WHAT YOU NEED TO DO: From the entries below, copy every line holding the word "定活两便存款".

----

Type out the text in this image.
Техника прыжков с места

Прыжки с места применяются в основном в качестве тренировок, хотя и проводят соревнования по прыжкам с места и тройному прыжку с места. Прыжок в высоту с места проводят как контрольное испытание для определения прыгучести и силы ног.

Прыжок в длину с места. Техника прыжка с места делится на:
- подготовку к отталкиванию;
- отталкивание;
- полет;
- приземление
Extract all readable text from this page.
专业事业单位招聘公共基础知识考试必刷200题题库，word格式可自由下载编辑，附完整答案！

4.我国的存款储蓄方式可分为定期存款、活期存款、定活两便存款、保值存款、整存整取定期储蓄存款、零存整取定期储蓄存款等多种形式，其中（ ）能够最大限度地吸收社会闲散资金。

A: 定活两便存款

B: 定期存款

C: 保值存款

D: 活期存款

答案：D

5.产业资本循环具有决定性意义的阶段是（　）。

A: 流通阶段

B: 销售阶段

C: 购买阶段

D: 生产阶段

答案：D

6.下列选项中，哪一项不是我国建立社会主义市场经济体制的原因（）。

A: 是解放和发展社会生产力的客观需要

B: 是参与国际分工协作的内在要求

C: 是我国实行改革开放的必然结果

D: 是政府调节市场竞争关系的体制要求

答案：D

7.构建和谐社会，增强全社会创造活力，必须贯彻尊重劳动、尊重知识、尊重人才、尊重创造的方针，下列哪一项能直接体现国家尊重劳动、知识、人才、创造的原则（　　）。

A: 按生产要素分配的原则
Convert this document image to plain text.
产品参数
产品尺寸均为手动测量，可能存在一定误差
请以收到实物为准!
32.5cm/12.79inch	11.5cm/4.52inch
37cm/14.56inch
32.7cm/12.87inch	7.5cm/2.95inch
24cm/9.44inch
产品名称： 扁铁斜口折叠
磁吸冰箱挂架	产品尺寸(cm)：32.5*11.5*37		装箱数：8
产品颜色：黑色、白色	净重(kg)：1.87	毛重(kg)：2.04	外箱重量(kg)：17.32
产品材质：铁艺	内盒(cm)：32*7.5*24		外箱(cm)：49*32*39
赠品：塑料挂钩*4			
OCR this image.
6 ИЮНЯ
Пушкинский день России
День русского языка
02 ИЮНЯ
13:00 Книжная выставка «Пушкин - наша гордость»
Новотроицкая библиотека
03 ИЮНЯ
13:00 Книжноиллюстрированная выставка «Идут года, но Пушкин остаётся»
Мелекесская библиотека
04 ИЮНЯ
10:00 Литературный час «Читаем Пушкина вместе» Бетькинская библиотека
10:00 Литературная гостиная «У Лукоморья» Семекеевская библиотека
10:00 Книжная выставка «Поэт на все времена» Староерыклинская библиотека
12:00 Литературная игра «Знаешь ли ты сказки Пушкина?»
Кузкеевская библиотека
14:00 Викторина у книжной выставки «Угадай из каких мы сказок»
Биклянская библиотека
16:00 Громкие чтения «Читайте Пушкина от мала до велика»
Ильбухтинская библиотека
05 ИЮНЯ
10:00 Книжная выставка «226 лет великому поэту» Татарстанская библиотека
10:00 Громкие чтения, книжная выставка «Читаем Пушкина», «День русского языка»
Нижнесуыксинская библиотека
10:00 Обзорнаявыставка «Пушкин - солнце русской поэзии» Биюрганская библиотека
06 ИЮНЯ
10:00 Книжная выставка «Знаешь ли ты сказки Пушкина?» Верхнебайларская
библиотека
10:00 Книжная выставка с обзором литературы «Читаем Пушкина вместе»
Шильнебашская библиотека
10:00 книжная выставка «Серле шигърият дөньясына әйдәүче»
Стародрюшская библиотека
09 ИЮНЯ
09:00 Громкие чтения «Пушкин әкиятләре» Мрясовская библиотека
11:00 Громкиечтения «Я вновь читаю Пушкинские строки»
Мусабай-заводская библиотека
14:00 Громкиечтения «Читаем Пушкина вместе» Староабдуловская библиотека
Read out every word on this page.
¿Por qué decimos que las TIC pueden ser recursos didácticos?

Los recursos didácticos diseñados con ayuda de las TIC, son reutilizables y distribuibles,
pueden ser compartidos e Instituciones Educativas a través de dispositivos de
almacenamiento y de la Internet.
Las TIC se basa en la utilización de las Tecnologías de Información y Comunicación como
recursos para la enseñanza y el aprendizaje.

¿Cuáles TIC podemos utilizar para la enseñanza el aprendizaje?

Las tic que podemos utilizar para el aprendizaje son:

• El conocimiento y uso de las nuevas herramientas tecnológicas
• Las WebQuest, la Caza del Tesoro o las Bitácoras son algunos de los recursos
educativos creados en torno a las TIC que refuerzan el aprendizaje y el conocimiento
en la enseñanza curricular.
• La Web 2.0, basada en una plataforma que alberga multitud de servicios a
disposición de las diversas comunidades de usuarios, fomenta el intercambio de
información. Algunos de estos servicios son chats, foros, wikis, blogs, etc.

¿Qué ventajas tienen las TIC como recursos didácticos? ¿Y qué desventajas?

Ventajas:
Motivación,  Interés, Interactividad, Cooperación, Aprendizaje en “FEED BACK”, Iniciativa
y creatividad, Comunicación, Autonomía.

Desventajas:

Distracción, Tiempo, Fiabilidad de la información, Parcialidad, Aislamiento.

----

WRITTEN REPLY:
4.我国的存款储蓄方式可分为定期存款、活期存款、定活两便存款、保值存款、整存整取定期储蓄存款、零存整取定期储蓄存款等多种形式，其中（ ）能够最大限度地吸收社会闲散资金。
A: 定活两便存款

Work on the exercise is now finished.